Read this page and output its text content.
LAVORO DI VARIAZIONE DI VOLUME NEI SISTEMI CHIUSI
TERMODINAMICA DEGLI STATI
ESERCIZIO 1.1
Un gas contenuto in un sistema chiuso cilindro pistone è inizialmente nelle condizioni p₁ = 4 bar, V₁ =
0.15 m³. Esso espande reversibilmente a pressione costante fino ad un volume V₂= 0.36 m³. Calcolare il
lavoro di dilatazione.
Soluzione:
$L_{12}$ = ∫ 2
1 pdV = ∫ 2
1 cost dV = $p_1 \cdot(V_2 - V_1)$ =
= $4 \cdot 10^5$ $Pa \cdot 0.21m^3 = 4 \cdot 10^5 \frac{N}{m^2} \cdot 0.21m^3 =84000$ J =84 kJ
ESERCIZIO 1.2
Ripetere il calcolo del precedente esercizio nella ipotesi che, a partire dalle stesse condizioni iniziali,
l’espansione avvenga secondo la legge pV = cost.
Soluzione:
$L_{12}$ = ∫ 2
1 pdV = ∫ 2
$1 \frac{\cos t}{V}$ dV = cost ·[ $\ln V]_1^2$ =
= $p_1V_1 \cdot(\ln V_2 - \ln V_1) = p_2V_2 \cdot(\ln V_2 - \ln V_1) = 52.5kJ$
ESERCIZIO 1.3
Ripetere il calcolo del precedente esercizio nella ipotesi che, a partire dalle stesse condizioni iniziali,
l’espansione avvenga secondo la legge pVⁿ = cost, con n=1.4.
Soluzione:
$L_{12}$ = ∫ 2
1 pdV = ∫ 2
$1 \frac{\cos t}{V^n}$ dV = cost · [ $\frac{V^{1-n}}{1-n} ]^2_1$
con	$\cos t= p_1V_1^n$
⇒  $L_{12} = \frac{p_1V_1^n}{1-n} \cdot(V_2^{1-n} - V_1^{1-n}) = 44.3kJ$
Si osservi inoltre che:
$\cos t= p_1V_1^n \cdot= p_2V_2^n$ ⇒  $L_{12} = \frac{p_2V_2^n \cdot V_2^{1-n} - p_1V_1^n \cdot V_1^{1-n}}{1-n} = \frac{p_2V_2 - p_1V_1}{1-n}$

= = =

*Problem to work on*
Each entry is to be returned in full, character for character.

*Answer to the exercise*
Read this page and output its text content.
LAVORO DI VARIAZIONE DI VOLUME NEI SISTEMI CHIUSI
TERMODINAMICA DEGLI STATI
ESERCIZIO 1.1
Un gas contenuto in un sistema chiuso cilindro pistone è inizialmente nelle condizioni p₁ = 4 bar, V₁ =
0.15 m³. Esso espande reversibilmente a pressione costante fino ad un volume V₂= 0.36 m³. Calcolare il
lavoro di dilatazione.
Soluzione:
$L_{12}$ = ∫ 2
1 pdV = ∫ 2
1 cost dV = $p_1 \cdot(V_2 - V_1)$ =
= $4 \cdot 10^5$ $Pa \cdot 0.21m^3 = 4 \cdot 10^5 \frac{N}{m^2} \cdot 0.21m^3 =84000$ J =84 kJ
ESERCIZIO 1.2
Ripetere il calcolo del precedente esercizio nella ipotesi che, a partire dalle stesse condizioni iniziali,
l’espansione avvenga secondo la legge pV = cost.
Soluzione:
$L_{12}$ = ∫ 2
1 pdV = ∫ 2
$1 \frac{\cos t}{V}$ dV = cost ·[ $\ln V]_1^2$ =
= $p_1V_1 \cdot(\ln V_2 - \ln V_1) = p_2V_2 \cdot(\ln V_2 - \ln V_1) = 52.5kJ$
ESERCIZIO 1.3
Ripetere il calcolo del precedente esercizio nella ipotesi che, a partire dalle stesse condizioni iniziali,
l’espansione avvenga secondo la legge pVⁿ = cost, con n=1.4.
Soluzione:
$L_{12}$ = ∫ 2
1 pdV = ∫ 2
$1 \frac{\cos t}{V^n}$ dV = cost · [ $\frac{V^{1-n}}{1-n} ]^2_1$
con	$\cos t= p_1V_1^n$
⇒  $L_{12} = \frac{p_1V_1^n}{1-n} \cdot(V_2^{1-n} - V_1^{1-n}) = 44.3kJ$
Si osservi inoltre che:
$\cos t= p_1V_1^n \cdot= p_2V_2^n$ ⇒  $L_{12} = \frac{p_2V_2^n \cdot V_2^{1-n} - p_1V_1^n \cdot V_1^{1-n}}{1-n} = \frac{p_2V_2 - p_1V_1}{1-n}$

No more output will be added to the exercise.